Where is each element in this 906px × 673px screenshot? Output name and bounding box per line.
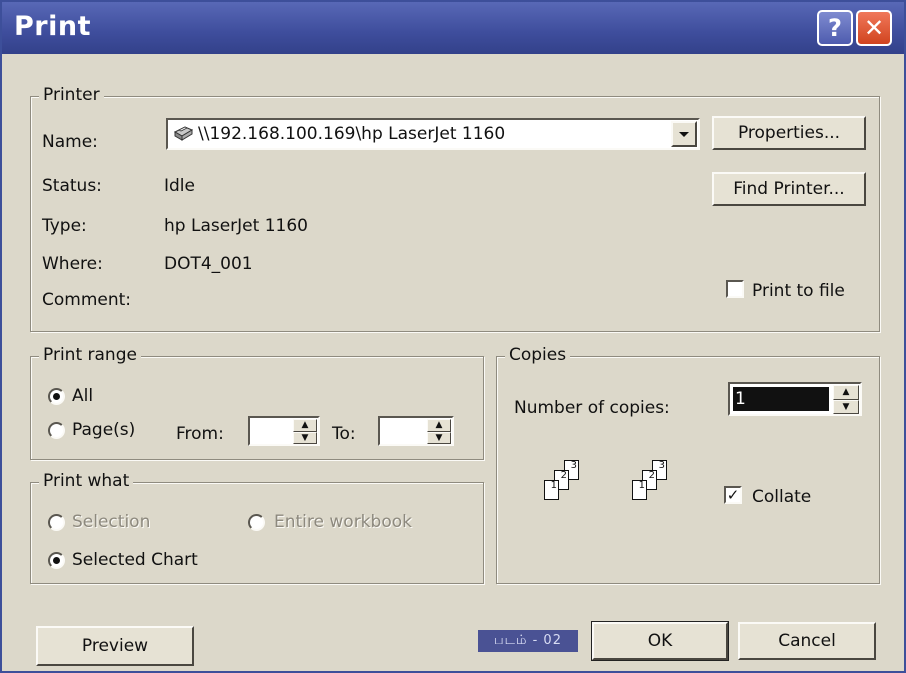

==

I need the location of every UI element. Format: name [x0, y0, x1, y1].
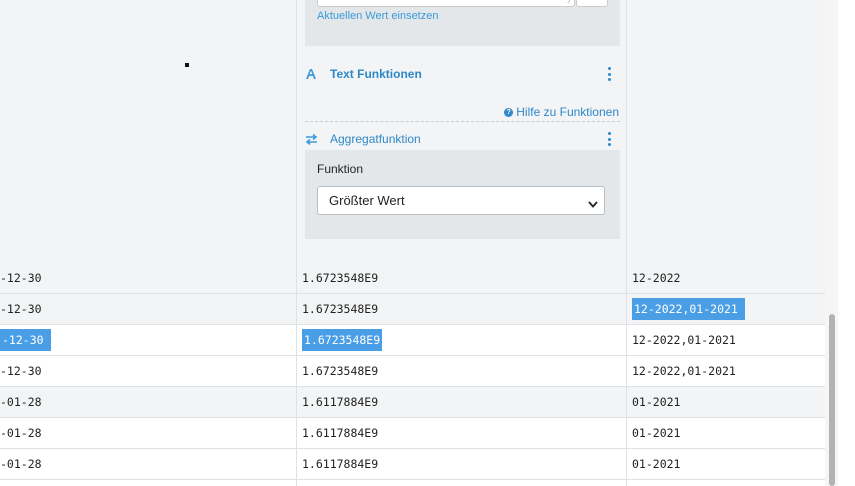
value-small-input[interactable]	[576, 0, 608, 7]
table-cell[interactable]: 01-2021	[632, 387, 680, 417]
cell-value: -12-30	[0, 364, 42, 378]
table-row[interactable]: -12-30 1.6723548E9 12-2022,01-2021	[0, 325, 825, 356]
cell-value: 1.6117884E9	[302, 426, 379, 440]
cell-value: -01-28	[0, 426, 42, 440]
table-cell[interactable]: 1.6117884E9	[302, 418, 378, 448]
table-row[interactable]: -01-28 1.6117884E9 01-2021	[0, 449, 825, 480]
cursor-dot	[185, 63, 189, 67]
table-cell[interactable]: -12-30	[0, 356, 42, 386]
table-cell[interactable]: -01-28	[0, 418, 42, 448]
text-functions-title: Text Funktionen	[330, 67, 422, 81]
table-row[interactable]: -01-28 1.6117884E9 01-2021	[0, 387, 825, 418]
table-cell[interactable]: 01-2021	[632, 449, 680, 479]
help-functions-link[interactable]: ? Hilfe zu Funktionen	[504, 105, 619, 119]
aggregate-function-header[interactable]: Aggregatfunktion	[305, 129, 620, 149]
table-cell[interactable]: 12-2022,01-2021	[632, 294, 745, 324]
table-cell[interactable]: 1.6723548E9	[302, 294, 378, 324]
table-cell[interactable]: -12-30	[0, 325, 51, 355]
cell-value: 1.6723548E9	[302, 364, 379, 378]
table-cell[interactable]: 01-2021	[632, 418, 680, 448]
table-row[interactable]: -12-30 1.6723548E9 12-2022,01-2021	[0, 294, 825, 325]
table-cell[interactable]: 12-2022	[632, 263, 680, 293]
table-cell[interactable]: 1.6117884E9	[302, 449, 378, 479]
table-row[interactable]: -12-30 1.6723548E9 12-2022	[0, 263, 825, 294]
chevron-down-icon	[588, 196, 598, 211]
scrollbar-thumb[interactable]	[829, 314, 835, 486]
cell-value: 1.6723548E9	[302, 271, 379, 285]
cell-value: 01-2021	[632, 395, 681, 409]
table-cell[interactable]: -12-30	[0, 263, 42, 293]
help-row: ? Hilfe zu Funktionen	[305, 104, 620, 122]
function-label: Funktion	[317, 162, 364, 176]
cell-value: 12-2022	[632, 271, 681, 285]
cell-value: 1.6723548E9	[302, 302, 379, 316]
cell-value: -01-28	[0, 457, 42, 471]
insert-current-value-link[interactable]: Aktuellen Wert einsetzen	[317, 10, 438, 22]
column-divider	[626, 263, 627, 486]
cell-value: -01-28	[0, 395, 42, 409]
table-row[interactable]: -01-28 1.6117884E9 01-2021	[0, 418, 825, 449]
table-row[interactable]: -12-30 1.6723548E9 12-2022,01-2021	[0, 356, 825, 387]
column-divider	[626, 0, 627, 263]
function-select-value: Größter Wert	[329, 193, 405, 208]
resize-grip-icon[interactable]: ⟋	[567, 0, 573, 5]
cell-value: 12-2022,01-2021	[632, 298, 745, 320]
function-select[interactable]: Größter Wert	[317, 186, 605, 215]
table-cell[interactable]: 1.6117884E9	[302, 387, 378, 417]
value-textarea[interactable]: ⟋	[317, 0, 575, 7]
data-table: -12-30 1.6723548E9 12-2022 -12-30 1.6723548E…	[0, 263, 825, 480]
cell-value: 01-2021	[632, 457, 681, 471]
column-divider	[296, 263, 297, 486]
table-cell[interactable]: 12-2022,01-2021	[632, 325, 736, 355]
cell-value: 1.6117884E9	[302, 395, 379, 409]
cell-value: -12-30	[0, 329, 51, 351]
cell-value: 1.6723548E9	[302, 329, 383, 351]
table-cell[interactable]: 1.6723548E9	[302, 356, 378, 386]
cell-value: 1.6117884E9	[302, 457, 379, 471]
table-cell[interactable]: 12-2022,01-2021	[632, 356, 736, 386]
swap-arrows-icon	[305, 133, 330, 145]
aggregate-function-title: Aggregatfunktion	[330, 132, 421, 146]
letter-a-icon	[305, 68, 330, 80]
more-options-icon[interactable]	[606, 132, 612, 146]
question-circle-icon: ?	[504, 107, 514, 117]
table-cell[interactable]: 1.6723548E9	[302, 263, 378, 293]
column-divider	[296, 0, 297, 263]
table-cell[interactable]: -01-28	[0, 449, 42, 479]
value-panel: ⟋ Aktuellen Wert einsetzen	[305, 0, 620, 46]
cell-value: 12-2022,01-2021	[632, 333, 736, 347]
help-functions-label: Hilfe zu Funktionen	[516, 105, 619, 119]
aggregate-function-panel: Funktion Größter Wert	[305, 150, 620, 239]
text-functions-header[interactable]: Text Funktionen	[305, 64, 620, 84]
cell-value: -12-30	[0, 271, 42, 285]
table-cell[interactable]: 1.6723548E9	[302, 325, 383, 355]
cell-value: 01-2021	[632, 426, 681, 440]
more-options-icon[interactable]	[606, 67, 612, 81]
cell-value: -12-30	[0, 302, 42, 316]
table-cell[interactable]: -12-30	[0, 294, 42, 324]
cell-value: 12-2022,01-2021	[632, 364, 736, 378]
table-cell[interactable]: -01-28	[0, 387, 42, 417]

OBJECTIVE >> Lay out as a numbered list the lines of the items that open with the line containing "I need the location" and close with the line containing "395, 681, 409]", both included. Skip blank lines and leave the pictures out.

COMPLETED TASK >>
1. I need the location of every UI element. Format: name [x0, y0, x1, y1].
2. value-small-input[interactable]	[576, 0, 608, 7]
3. table-cell[interactable]: 01-2021	[632, 387, 680, 417]
4. cell-value: -12-30	[0, 364, 42, 378]
5. table-row[interactable]: -12-30 1.6723548E9 12-2022,01-2021	[0, 325, 825, 356]
6. cell-value: 1.6117884E9	[302, 426, 379, 440]
7. cell-value: -01-28	[0, 426, 42, 440]
8. table-cell[interactable]: 1.6117884E9	[302, 418, 378, 448]
9. table-row[interactable]: -01-28 1.6117884E9 01-2021	[0, 449, 825, 480]
10. cursor-dot	[185, 63, 189, 67]
11. table-cell[interactable]: -12-30	[0, 356, 42, 386]
12. table-cell[interactable]: -01-28	[0, 418, 42, 448]
13. text-functions-title: Text Funktionen	[330, 67, 422, 81]
14. table-row[interactable]: -01-28 1.6117884E9 01-2021	[0, 387, 825, 418]
15. table-cell[interactable]: 01-2021	[632, 449, 680, 479]
16. help-functions-link[interactable]: ? Hilfe zu Funktionen	[504, 105, 619, 119]
17. aggregate-function-header[interactable]: Aggregatfunktion	[305, 129, 620, 149]
18. table-cell[interactable]: 12-2022,01-2021	[632, 294, 745, 324]
19. table-cell[interactable]: 1.6723548E9	[302, 294, 378, 324]
20. table-cell[interactable]: -12-30	[0, 325, 51, 355]
21. cell-value: 1.6723548E9	[302, 364, 379, 378]
22. table-cell[interactable]: 01-2021	[632, 418, 680, 448]
23. table-row[interactable]: -12-30 1.6723548E9 12-2022,01-2021	[0, 294, 825, 325]
24. table-cell[interactable]: 12-2022	[632, 263, 680, 293]
25. table-cell[interactable]: 1.6117884E9	[302, 449, 378, 479]
26. table-row[interactable]: -12-30 1.6723548E9 12-2022	[0, 263, 825, 294]
27. chevron-down-icon	[588, 196, 598, 211]
28. scrollbar-thumb[interactable]	[829, 314, 835, 486]
29. cell-value: 1.6723548E9	[302, 271, 379, 285]
30. cell-value: 01-2021	[632, 395, 681, 409]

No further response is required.